Your objective
Go line by line through the listing below and copy those that hold "Instructions".

· · · · · · ·

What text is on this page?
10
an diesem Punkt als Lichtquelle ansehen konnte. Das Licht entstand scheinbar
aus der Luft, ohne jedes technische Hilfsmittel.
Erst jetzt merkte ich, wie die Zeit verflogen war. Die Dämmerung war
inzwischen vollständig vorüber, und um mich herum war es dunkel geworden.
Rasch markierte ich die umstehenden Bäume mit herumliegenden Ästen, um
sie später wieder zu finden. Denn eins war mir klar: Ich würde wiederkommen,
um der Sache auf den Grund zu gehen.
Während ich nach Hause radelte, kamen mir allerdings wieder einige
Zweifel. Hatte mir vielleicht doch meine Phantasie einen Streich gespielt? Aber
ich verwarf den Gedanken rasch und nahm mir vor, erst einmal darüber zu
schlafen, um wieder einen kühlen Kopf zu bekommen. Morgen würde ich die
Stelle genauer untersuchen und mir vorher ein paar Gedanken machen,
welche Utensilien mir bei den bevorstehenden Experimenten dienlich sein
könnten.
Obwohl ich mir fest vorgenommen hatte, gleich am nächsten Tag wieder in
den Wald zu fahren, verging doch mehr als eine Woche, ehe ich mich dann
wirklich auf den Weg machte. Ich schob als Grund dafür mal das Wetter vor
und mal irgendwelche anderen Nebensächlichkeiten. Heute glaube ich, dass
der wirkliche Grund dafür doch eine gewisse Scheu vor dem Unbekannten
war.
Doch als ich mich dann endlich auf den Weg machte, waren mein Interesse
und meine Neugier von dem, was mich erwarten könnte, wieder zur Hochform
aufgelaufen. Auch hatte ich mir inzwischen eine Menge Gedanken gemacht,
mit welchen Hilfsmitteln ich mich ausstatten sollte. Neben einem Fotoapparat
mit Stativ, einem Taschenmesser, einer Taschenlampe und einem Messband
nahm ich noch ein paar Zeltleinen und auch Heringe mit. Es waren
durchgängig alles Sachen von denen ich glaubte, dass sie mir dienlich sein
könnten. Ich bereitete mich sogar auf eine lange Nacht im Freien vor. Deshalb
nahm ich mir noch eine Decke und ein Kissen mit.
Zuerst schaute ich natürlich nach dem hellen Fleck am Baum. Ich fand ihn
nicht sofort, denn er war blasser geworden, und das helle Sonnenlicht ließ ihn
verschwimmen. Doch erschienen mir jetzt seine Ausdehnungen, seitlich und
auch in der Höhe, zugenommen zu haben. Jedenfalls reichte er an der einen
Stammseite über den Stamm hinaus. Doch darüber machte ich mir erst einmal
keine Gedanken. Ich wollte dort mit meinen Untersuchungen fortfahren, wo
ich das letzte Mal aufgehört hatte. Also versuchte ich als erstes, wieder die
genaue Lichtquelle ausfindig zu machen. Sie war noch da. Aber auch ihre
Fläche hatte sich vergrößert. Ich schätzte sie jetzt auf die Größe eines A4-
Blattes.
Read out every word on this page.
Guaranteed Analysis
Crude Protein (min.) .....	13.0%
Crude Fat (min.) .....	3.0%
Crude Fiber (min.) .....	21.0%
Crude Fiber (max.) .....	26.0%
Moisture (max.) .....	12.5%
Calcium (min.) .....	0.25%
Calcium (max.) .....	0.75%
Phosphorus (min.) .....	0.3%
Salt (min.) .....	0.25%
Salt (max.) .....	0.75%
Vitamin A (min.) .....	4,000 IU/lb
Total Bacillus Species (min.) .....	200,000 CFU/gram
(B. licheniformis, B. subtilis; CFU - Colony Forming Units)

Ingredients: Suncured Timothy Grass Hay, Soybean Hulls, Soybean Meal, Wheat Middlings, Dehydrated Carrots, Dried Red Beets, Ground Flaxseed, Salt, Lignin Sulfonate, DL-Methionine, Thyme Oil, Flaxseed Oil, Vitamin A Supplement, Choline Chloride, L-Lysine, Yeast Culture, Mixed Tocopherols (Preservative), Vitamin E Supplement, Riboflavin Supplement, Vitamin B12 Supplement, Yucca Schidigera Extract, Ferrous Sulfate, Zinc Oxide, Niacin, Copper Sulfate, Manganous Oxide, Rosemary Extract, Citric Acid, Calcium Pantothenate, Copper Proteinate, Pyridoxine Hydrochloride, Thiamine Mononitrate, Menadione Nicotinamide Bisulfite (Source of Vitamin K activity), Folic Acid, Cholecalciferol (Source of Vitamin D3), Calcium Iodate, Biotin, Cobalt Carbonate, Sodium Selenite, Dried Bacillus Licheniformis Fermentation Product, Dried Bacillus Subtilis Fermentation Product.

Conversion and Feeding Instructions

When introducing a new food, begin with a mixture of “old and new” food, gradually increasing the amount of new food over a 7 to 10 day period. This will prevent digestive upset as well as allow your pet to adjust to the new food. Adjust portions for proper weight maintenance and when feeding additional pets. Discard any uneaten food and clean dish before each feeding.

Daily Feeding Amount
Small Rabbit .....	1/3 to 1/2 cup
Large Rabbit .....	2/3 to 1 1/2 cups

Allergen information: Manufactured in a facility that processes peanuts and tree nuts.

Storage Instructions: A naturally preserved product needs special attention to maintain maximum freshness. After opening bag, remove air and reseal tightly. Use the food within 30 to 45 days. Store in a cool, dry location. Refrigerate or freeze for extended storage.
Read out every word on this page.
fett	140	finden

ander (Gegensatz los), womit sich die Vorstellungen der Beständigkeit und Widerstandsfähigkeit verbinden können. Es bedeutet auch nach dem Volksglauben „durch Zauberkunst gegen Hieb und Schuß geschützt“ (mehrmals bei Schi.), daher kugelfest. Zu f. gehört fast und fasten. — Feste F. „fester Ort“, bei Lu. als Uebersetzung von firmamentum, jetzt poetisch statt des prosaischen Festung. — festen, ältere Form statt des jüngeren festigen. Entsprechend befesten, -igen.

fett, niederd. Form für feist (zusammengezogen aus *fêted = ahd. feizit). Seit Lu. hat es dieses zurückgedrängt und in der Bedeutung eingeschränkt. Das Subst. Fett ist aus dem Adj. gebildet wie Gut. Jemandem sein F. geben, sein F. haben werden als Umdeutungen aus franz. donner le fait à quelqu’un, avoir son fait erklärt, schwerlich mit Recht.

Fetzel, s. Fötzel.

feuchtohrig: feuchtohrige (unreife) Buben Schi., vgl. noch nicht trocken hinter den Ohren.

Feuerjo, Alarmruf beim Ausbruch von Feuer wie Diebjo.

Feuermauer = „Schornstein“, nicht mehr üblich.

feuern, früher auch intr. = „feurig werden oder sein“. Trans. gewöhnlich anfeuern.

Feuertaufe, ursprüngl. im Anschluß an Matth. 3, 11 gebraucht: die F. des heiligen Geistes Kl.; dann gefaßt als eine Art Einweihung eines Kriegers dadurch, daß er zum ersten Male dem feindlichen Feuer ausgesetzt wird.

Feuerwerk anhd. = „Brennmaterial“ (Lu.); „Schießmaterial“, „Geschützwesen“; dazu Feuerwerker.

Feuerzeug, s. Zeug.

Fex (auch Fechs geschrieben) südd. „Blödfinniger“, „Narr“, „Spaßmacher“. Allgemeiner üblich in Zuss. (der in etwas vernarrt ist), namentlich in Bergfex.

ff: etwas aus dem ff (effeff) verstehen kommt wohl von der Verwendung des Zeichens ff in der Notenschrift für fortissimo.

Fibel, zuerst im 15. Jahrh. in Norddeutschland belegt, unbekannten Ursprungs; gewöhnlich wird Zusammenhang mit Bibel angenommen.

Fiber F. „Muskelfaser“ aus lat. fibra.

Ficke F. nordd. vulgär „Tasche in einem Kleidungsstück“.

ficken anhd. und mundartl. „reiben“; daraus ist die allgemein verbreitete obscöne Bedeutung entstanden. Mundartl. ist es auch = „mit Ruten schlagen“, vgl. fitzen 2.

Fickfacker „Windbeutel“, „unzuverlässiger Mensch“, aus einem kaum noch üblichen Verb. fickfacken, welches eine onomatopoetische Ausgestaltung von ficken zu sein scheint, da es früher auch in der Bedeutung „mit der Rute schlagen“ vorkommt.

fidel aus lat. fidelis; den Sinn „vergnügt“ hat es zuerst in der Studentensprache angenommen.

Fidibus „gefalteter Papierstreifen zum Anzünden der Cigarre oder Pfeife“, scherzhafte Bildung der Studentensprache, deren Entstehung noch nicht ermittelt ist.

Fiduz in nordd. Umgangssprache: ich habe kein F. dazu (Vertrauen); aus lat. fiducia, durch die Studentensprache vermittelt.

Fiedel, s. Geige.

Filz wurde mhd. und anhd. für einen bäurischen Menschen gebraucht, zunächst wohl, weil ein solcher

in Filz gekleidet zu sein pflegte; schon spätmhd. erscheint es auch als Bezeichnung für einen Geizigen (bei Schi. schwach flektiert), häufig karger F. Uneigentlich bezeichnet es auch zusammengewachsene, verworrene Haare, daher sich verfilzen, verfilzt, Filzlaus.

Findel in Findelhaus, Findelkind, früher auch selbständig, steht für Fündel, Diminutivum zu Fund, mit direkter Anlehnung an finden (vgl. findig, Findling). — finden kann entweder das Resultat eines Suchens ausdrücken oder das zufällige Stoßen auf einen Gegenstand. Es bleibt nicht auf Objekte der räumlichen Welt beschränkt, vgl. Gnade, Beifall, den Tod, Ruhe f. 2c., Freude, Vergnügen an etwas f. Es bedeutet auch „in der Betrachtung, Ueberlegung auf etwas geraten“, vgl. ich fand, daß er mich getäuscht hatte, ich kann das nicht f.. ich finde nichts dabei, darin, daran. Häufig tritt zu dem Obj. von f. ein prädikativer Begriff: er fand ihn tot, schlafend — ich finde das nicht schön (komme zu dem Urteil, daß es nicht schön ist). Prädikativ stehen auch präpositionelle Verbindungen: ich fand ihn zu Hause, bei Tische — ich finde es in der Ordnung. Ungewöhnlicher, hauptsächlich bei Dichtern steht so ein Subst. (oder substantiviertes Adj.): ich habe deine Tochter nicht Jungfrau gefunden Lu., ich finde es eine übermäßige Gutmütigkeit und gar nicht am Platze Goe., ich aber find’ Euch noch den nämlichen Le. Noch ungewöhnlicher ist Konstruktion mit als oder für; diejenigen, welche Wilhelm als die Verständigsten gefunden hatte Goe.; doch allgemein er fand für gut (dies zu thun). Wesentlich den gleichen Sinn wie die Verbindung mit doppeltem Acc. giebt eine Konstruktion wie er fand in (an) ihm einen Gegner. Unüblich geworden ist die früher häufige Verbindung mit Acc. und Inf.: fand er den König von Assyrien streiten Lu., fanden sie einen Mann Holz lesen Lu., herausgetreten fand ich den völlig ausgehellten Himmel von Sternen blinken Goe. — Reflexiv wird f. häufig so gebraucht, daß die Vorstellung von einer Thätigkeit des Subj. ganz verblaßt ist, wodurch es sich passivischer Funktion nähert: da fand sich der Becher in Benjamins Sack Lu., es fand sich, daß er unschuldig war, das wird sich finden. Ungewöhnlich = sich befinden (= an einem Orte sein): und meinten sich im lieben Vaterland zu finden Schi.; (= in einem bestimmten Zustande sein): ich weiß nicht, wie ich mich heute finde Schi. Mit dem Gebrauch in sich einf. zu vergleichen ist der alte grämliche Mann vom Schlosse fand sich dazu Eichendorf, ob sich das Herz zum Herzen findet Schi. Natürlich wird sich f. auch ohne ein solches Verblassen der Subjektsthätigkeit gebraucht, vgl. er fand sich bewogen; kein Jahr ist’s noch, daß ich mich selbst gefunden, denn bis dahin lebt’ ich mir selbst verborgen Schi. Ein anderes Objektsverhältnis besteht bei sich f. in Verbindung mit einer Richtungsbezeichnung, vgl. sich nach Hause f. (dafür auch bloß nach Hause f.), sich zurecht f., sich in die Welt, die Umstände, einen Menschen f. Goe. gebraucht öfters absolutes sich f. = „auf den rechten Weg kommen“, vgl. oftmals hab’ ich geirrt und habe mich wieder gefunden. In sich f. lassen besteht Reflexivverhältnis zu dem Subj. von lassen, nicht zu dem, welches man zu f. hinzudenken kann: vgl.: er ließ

· · · · · · ·

Your solution
Conversion and Feeding Instructions
Storage Instructions: A naturally preserved product needs special attention to maintain maximum freshness. After opening bag, remove air and reseal tightly. Use the food within 30 to 45 days. Store in a cool, dry location. Refrigerate or freeze for extended storage.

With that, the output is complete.